◆ **Record list**:
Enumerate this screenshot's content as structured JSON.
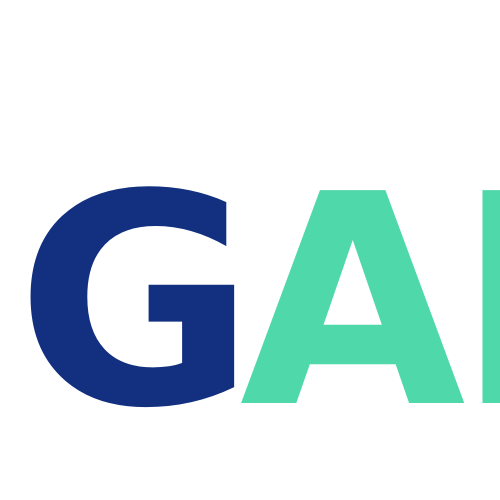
{
  "logo": {
    "primary_text": "G",
    "secondary_text": "APIs",
    "primary_color": "#12307f",
    "secondary_color": "#4fd8a9"
  }
}
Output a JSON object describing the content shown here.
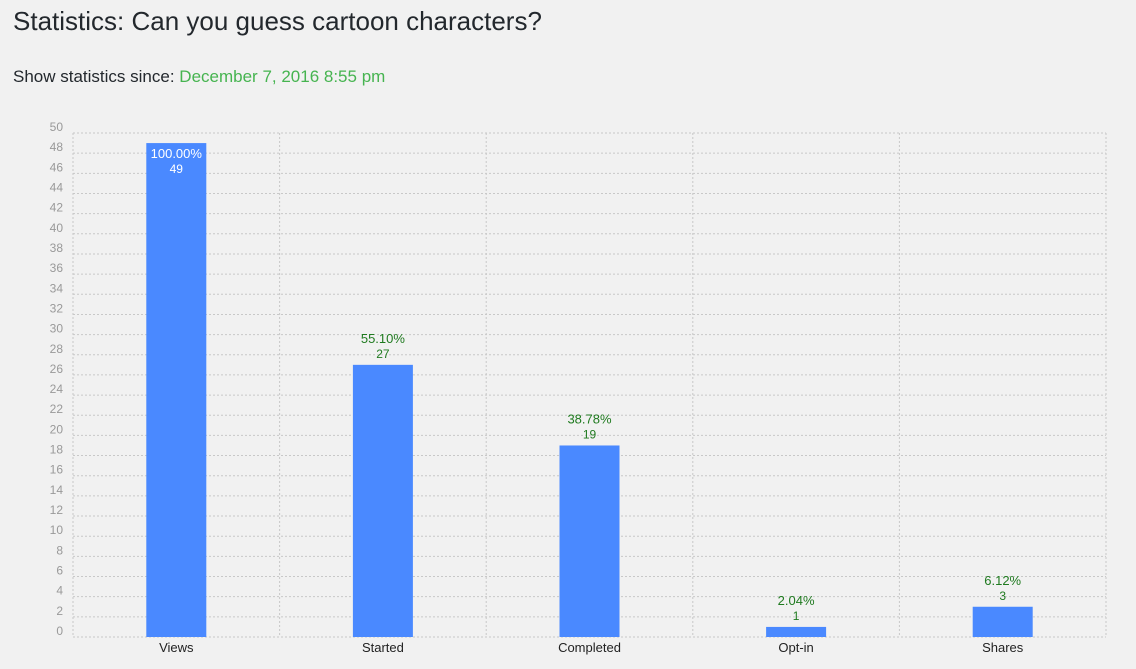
{
  "header": {
    "title": "Statistics: Can you guess cartoon characters?"
  },
  "filter": {
    "label": "Show statistics since:",
    "date": "December 7, 2016 8:55 pm"
  },
  "colors": {
    "bar": "#4a89ff",
    "label_first": "#ffffff",
    "label_other": "#1f7a1f",
    "grid": "#c8c8c8",
    "tick": "#999999",
    "category": "#222222",
    "date": "#46b450"
  },
  "chart_data": {
    "type": "bar",
    "categories": [
      "Views",
      "Started",
      "Completed",
      "Opt-in",
      "Shares"
    ],
    "values": [
      49,
      27,
      19,
      1,
      3
    ],
    "percent_labels": [
      "100.00%",
      "55.10%",
      "38.78%",
      "2.04%",
      "6.12%"
    ],
    "value_labels": [
      "49",
      "27",
      "19",
      "1",
      "3"
    ],
    "ylim": [
      0,
      50
    ],
    "ytick_step": 2,
    "grid": true,
    "title": "",
    "xlabel": "",
    "ylabel": ""
  }
}
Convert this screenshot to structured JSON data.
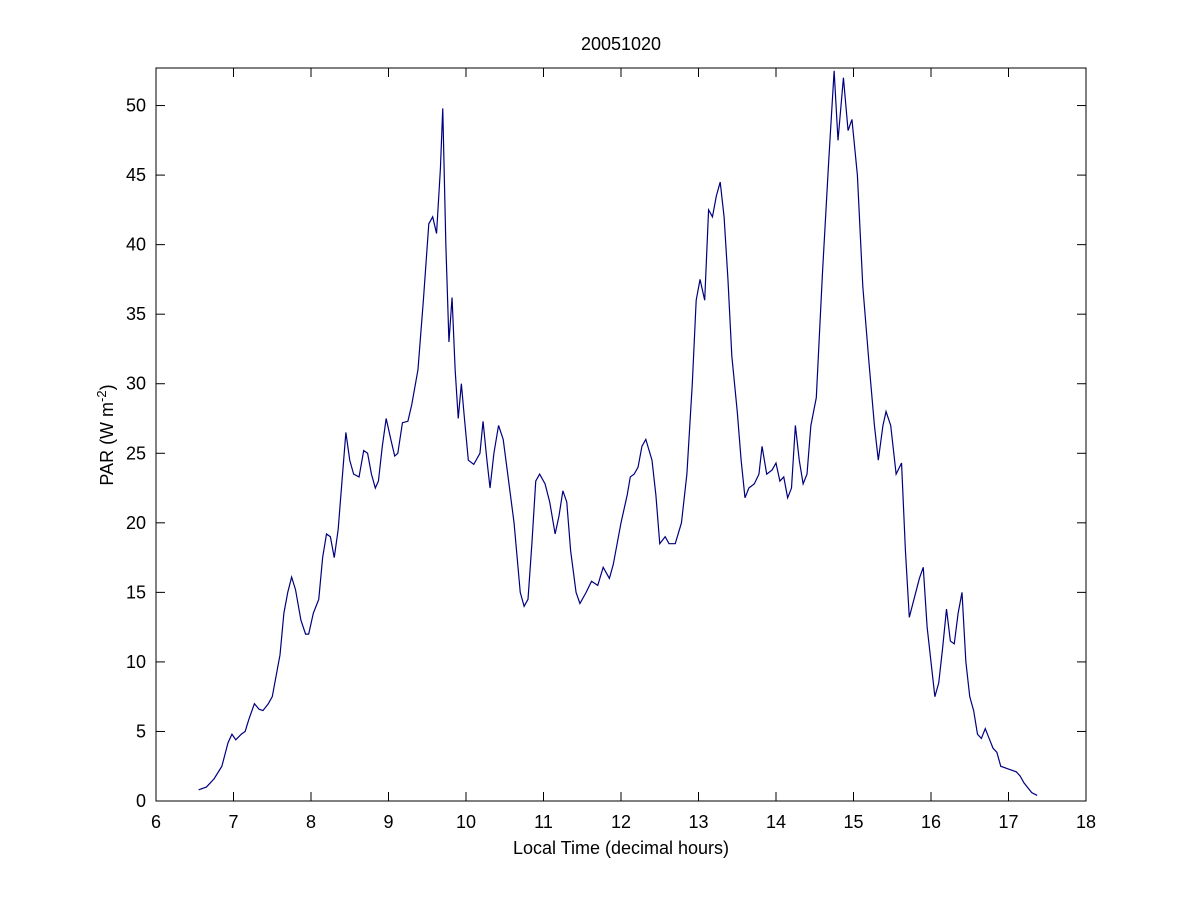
{
  "chart_data": {
    "type": "line",
    "title": "20051020",
    "xlabel": "Local Time (decimal hours)",
    "ylabel": {
      "text": "PAR (W m",
      "superscript": "-2",
      "suffix": ")"
    },
    "color": "#00007f",
    "grid": false,
    "xlim": [
      6,
      18
    ],
    "xticks": [
      6,
      7,
      8,
      9,
      10,
      11,
      12,
      13,
      14,
      15,
      16,
      17,
      18
    ],
    "ylim": [
      0,
      52.7
    ],
    "yticks": [
      0,
      5,
      10,
      15,
      20,
      25,
      30,
      35,
      40,
      45,
      50
    ],
    "x": [
      6.55,
      6.65,
      6.75,
      6.85,
      6.93,
      6.98,
      7.03,
      7.1,
      7.15,
      7.2,
      7.27,
      7.33,
      7.38,
      7.45,
      7.5,
      7.6,
      7.65,
      7.7,
      7.75,
      7.8,
      7.87,
      7.93,
      7.97,
      8.03,
      8.1,
      8.15,
      8.2,
      8.25,
      8.3,
      8.35,
      8.4,
      8.45,
      8.5,
      8.55,
      8.62,
      8.68,
      8.73,
      8.78,
      8.83,
      8.87,
      8.92,
      8.97,
      9.03,
      9.08,
      9.12,
      9.18,
      9.25,
      9.3,
      9.38,
      9.45,
      9.52,
      9.57,
      9.62,
      9.67,
      9.7,
      9.74,
      9.78,
      9.82,
      9.86,
      9.9,
      9.94,
      9.98,
      10.03,
      10.1,
      10.18,
      10.22,
      10.27,
      10.31,
      10.36,
      10.42,
      10.48,
      10.55,
      10.62,
      10.7,
      10.75,
      10.8,
      10.85,
      10.9,
      10.95,
      11.02,
      11.08,
      11.15,
      11.2,
      11.25,
      11.3,
      11.35,
      11.42,
      11.47,
      11.55,
      11.62,
      11.7,
      11.77,
      11.85,
      11.9,
      12.0,
      12.08,
      12.12,
      12.17,
      12.22,
      12.27,
      12.32,
      12.4,
      12.45,
      12.5,
      12.57,
      12.62,
      12.7,
      12.78,
      12.85,
      12.92,
      12.97,
      13.02,
      13.08,
      13.13,
      13.18,
      13.23,
      13.28,
      13.33,
      13.38,
      13.43,
      13.5,
      13.55,
      13.6,
      13.65,
      13.72,
      13.78,
      13.82,
      13.88,
      13.95,
      14.0,
      14.05,
      14.1,
      14.15,
      14.2,
      14.25,
      14.3,
      14.35,
      14.4,
      14.45,
      14.52,
      14.6,
      14.68,
      14.75,
      14.8,
      14.87,
      14.93,
      14.98,
      15.05,
      15.12,
      15.2,
      15.27,
      15.32,
      15.38,
      15.42,
      15.48,
      15.55,
      15.62,
      15.67,
      15.72,
      15.78,
      15.85,
      15.9,
      15.95,
      16.0,
      16.05,
      16.1,
      16.15,
      16.2,
      16.25,
      16.3,
      16.35,
      16.4,
      16.45,
      16.5,
      16.55,
      16.6,
      16.65,
      16.7,
      16.75,
      16.8,
      16.85,
      16.9,
      17.0,
      17.1,
      17.15,
      17.2,
      17.3,
      17.37
    ],
    "values": [
      0.8,
      1.0,
      1.6,
      2.5,
      4.2,
      4.8,
      4.4,
      4.8,
      5.0,
      5.9,
      7.0,
      6.6,
      6.5,
      7.0,
      7.5,
      10.5,
      13.5,
      15.0,
      16.1,
      15.2,
      13.0,
      12.0,
      12.0,
      13.5,
      14.5,
      17.5,
      19.2,
      19.0,
      17.5,
      19.5,
      23.0,
      26.5,
      24.5,
      23.5,
      23.3,
      25.2,
      25.0,
      23.5,
      22.5,
      23.0,
      25.5,
      27.5,
      26.0,
      24.8,
      25.0,
      27.2,
      27.3,
      28.5,
      31.0,
      36.0,
      41.5,
      42.0,
      40.8,
      45.5,
      49.8,
      40.0,
      33.0,
      36.2,
      31.0,
      27.5,
      30.0,
      27.5,
      24.5,
      24.2,
      25.0,
      27.3,
      24.5,
      22.5,
      25.0,
      27.0,
      26.0,
      23.0,
      20.0,
      15.0,
      14.0,
      14.5,
      18.5,
      23.0,
      23.5,
      22.8,
      21.5,
      19.2,
      20.5,
      22.3,
      21.5,
      18.0,
      15.0,
      14.2,
      15.0,
      15.8,
      15.5,
      16.8,
      16.0,
      17.0,
      20.0,
      22.0,
      23.3,
      23.5,
      24.0,
      25.5,
      26.0,
      24.5,
      22.0,
      18.5,
      19.0,
      18.5,
      18.5,
      20.0,
      23.5,
      30.0,
      36.0,
      37.5,
      36.0,
      42.5,
      42.0,
      43.5,
      44.5,
      42.0,
      37.5,
      32.0,
      28.0,
      24.5,
      21.8,
      22.5,
      22.8,
      23.5,
      25.5,
      23.5,
      23.8,
      24.3,
      23.0,
      23.3,
      21.8,
      22.5,
      27.0,
      24.5,
      22.8,
      23.5,
      27.0,
      29.0,
      38.0,
      46.0,
      52.5,
      47.5,
      52.0,
      48.2,
      49.0,
      45.0,
      37.0,
      31.5,
      27.0,
      24.5,
      27.0,
      28.0,
      27.0,
      23.5,
      24.3,
      18.0,
      13.2,
      14.5,
      16.0,
      16.8,
      12.5,
      10.0,
      7.5,
      8.5,
      11.0,
      13.8,
      11.5,
      11.3,
      13.5,
      15.0,
      10.0,
      7.5,
      6.5,
      4.8,
      4.5,
      5.2,
      4.5,
      3.8,
      3.5,
      2.5,
      2.3,
      2.1,
      1.8,
      1.3,
      0.6,
      0.4
    ]
  }
}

◆ **What you should do**: Search the records for the word "date". Copy every line that has it.

◆ **Problem solution**:
    "date": "December 7, 2016 8:55 pm"
    "date": "#46b450"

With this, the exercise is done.